> [Data items]:
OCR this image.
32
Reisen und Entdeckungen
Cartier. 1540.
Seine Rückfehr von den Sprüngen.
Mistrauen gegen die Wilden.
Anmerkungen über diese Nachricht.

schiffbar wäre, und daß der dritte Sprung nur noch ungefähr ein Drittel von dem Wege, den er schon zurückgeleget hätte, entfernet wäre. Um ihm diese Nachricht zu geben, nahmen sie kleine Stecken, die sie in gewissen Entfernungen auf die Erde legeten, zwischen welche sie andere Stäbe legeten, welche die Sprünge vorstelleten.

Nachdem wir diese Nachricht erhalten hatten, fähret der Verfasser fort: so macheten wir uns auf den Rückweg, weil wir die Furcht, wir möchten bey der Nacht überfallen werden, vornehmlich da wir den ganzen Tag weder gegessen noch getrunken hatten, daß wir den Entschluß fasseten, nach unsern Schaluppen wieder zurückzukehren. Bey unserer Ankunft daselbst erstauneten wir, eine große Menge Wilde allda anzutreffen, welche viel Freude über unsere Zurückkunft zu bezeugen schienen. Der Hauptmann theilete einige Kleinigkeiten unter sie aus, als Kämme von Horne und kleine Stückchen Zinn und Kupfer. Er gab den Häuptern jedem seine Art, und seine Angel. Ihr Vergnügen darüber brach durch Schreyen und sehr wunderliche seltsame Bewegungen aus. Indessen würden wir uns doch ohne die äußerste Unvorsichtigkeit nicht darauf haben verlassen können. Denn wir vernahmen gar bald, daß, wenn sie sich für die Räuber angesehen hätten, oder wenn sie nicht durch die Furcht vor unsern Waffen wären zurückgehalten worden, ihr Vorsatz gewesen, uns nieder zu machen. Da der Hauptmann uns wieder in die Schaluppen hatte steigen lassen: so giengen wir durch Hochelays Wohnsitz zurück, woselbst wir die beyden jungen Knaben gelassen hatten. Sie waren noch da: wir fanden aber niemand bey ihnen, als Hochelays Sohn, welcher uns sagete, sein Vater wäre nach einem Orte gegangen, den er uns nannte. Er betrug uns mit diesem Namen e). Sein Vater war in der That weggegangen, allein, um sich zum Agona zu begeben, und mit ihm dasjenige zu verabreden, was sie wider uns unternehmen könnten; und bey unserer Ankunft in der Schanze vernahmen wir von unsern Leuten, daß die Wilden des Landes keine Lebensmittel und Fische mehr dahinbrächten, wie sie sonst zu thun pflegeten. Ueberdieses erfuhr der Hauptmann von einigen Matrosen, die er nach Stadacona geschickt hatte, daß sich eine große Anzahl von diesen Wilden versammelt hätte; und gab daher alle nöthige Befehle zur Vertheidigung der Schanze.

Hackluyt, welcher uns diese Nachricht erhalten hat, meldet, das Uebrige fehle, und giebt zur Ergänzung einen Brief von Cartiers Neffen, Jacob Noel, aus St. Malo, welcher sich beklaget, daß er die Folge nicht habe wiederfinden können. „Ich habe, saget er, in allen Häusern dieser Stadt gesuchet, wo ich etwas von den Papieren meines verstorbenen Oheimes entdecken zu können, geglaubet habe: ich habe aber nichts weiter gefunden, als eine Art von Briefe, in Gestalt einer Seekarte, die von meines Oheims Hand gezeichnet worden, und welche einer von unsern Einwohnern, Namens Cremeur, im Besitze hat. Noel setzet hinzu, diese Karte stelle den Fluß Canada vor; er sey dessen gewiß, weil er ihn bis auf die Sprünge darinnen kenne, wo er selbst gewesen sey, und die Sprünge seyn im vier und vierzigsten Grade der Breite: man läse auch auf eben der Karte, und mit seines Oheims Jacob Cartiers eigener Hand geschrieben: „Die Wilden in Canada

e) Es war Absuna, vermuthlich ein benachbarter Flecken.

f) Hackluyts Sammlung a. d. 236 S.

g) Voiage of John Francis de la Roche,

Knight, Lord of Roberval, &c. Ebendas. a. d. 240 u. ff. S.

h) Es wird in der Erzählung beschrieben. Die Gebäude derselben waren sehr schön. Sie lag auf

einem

> [EXERCISE TASK]:
Print all of the entries exactly as they appear.

> [SOLUTION]:
OCR this image.
32
Reisen und Entdeckungen
Cartier. 1540.
Seine Rückfehr von den Sprüngen.
Mistrauen gegen die Wilden.
Anmerkungen über diese Nachricht.

schiffbar wäre, und daß der dritte Sprung nur noch ungefähr ein Drittel von dem Wege, den er schon zurückgeleget hätte, entfernet wäre. Um ihm diese Nachricht zu geben, nahmen sie kleine Stecken, die sie in gewissen Entfernungen auf die Erde legeten, zwischen welche sie andere Stäbe legeten, welche die Sprünge vorstelleten.

Nachdem wir diese Nachricht erhalten hatten, fähret der Verfasser fort: so macheten wir uns auf den Rückweg, weil wir die Furcht, wir möchten bey der Nacht überfallen werden, vornehmlich da wir den ganzen Tag weder gegessen noch getrunken hatten, daß wir den Entschluß fasseten, nach unsern Schaluppen wieder zurückzukehren. Bey unserer Ankunft daselbst erstauneten wir, eine große Menge Wilde allda anzutreffen, welche viel Freude über unsere Zurückkunft zu bezeugen schienen. Der Hauptmann theilete einige Kleinigkeiten unter sie aus, als Kämme von Horne und kleine Stückchen Zinn und Kupfer. Er gab den Häuptern jedem seine Art, und seine Angel. Ihr Vergnügen darüber brach durch Schreyen und sehr wunderliche seltsame Bewegungen aus. Indessen würden wir uns doch ohne die äußerste Unvorsichtigkeit nicht darauf haben verlassen können. Denn wir vernahmen gar bald, daß, wenn sie sich für die Räuber angesehen hätten, oder wenn sie nicht durch die Furcht vor unsern Waffen wären zurückgehalten worden, ihr Vorsatz gewesen, uns nieder zu machen. Da der Hauptmann uns wieder in die Schaluppen hatte steigen lassen: so giengen wir durch Hochelays Wohnsitz zurück, woselbst wir die beyden jungen Knaben gelassen hatten. Sie waren noch da: wir fanden aber niemand bey ihnen, als Hochelays Sohn, welcher uns sagete, sein Vater wäre nach einem Orte gegangen, den er uns nannte. Er betrug uns mit diesem Namen e). Sein Vater war in der That weggegangen, allein, um sich zum Agona zu begeben, und mit ihm dasjenige zu verabreden, was sie wider uns unternehmen könnten; und bey unserer Ankunft in der Schanze vernahmen wir von unsern Leuten, daß die Wilden des Landes keine Lebensmittel und Fische mehr dahinbrächten, wie sie sonst zu thun pflegeten. Ueberdieses erfuhr der Hauptmann von einigen Matrosen, die er nach Stadacona geschickt hatte, daß sich eine große Anzahl von diesen Wilden versammelt hätte; und gab daher alle nöthige Befehle zur Vertheidigung der Schanze.

Hackluyt, welcher uns diese Nachricht erhalten hat, meldet, das Uebrige fehle, und giebt zur Ergänzung einen Brief von Cartiers Neffen, Jacob Noel, aus St. Malo, welcher sich beklaget, daß er die Folge nicht habe wiederfinden können. „Ich habe, saget er, in allen Häusern dieser Stadt gesuchet, wo ich etwas von den Papieren meines verstorbenen Oheimes entdecken zu können, geglaubet habe: ich habe aber nichts weiter gefunden, als eine Art von Briefe, in Gestalt einer Seekarte, die von meines Oheims Hand gezeichnet worden, und welche einer von unsern Einwohnern, Namens Cremeur, im Besitze hat. Noel setzet hinzu, diese Karte stelle den Fluß Canada vor; er sey dessen gewiß, weil er ihn bis auf die Sprünge darinnen kenne, wo er selbst gewesen sey, und die Sprünge seyn im vier und vierzigsten Grade der Breite: man läse auch auf eben der Karte, und mit seines Oheims Jacob Cartiers eigener Hand geschrieben: „Die Wilden in Canada

e) Es war Absuna, vermuthlich ein benachbarter Flecken.

f) Hackluyts Sammlung a. d. 236 S.

g) Voiage of John Francis de la Roche,

Knight, Lord of Roberval, &c. Ebendas. a. d. 240 u. ff. S.

h) Es wird in der Erzählung beschrieben. Die Gebäude derselben waren sehr schön. Sie lag auf

einem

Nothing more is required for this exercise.